*Tugas yang Diberikan:*
Menurut teks yang ditampilkan, pada usaha apa proses amandemen Tager-Talak diharapkan terfokus?

---- Teks yang Ditampilkan

Sejak dari mandatnya, Tager-Talak diasumsikan bermasalah (sebagai problem) sehingga perlu dicarikan jalan keluarnya (agar masalah dapat diatasi dan diselesaikan: to solve). MPS pada saat memberikan tugas terhadap Panitia Pelaksana Konven nampaknya juga menggunakan asumsi ini. Ada sebuah usaha agar amandemen dipahami sebagai “membangun kesepahaman” terhadap apa yang tercantum dalam Tager-Talak, dan agar proses amandemen terfokus pada usaha TAMBAL SULAM terhadap Tager-Talak yang sudah ada. Dengan cara ini diharapkan masalah Tager-Talak terselesaikan karena tiap pihak tak bisa lagi mengelak dari kesepakatan dan juga ayat serta pasal krusial dapat diperbaiki bersama-sama. Dengan asumsi yang sama, maka hampir semua klasis menempatkan Tager-Talak sebagai dokumen gerejani yang bermasalah. Bermasalah baik terhadap logika hukum yang dikandungnya maupun terhadap mekanisme praktek nyatanya.
Beberapa hal penting dan menonjol yang dipersoalkan dilihat sebagai masalah oleh Klasis-klasis (atau tepatnya: para pendeta di klasis tertentu) berkaitan dengan amandemen Tager-Talak meliputi:
- Masalah otoritas Tager-Talak. Ada harapan besar untuk melakukan perubahan mendasar yang meliputi: semangat atau khabar baik di balik penataan jemaat, posisinnya di antara dokumen gerejani yang juga memiliki otoritas penataan kehidupan bergereja, dan keseimbangan antara prinsip KEBERSAMAAN dan prinsip menghargai PERBEDAAN
- Masalah birokrasi pelaksanaan Tager-Talak. Muncul keinginan agar terjadi perbaikan pasal dan atau ayat tertentu yang dipandang: tidak konsisten, tidak diperlukan, konfliktual dengan peraturan pemerintah, tidak mencerminkan penghargaan terhadap kreativitas, dan tidak berdasar pada prinsip-prinsip pastoral yang membebaskan.
- Masalah sistematika dan tampilan. Ada harapan agar terjadi perbaikan sistematika dan kesalahan pencetakan.

--------
---- Daftar

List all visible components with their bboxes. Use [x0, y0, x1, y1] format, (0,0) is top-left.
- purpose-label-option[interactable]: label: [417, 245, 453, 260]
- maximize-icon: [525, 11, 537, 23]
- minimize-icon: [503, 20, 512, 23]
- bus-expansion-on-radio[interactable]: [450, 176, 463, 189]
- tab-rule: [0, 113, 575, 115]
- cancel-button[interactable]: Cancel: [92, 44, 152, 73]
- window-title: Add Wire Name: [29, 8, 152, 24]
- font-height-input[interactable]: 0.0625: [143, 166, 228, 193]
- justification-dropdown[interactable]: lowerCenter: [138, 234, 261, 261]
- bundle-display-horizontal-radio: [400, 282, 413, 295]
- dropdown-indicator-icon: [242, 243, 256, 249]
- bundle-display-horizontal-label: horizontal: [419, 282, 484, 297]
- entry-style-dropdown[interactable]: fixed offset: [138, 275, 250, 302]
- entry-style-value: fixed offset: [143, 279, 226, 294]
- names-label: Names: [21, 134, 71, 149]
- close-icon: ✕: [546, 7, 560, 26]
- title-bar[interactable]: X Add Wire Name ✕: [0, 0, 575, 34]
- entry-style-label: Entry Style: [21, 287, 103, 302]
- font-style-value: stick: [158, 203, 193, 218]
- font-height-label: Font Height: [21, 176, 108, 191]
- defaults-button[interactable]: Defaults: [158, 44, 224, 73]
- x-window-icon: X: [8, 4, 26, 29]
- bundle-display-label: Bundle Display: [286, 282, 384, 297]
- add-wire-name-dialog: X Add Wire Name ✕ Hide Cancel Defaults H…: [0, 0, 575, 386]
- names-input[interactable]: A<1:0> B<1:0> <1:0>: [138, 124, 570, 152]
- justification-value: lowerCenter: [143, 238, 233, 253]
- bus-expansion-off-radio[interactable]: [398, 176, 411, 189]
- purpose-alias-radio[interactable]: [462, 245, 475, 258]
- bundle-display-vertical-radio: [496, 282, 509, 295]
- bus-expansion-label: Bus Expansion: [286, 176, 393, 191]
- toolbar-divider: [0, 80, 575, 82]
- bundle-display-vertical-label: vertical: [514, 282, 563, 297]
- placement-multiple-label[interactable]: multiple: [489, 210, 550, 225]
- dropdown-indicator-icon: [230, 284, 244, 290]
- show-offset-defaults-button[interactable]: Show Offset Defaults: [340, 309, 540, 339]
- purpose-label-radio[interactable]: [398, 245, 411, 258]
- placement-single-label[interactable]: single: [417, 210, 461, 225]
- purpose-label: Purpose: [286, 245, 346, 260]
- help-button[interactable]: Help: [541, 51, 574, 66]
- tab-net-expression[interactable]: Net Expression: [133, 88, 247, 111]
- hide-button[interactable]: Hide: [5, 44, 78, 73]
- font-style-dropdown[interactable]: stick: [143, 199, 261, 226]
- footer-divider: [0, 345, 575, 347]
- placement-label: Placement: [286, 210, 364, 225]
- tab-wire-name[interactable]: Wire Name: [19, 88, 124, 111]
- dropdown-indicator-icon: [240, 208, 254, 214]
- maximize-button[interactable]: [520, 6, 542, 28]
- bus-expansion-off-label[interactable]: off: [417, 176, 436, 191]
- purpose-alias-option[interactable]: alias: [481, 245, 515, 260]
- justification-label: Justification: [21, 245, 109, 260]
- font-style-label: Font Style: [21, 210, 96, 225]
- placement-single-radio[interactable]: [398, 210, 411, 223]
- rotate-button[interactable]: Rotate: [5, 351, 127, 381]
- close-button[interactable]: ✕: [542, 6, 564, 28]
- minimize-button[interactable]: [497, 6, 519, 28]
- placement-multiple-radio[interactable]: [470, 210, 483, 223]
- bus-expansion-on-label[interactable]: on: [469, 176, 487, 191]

--------

*Jawaban Tugas Ini:*
Pada usaha tambal sulam terhadap Tager-Talak yang sudah ada.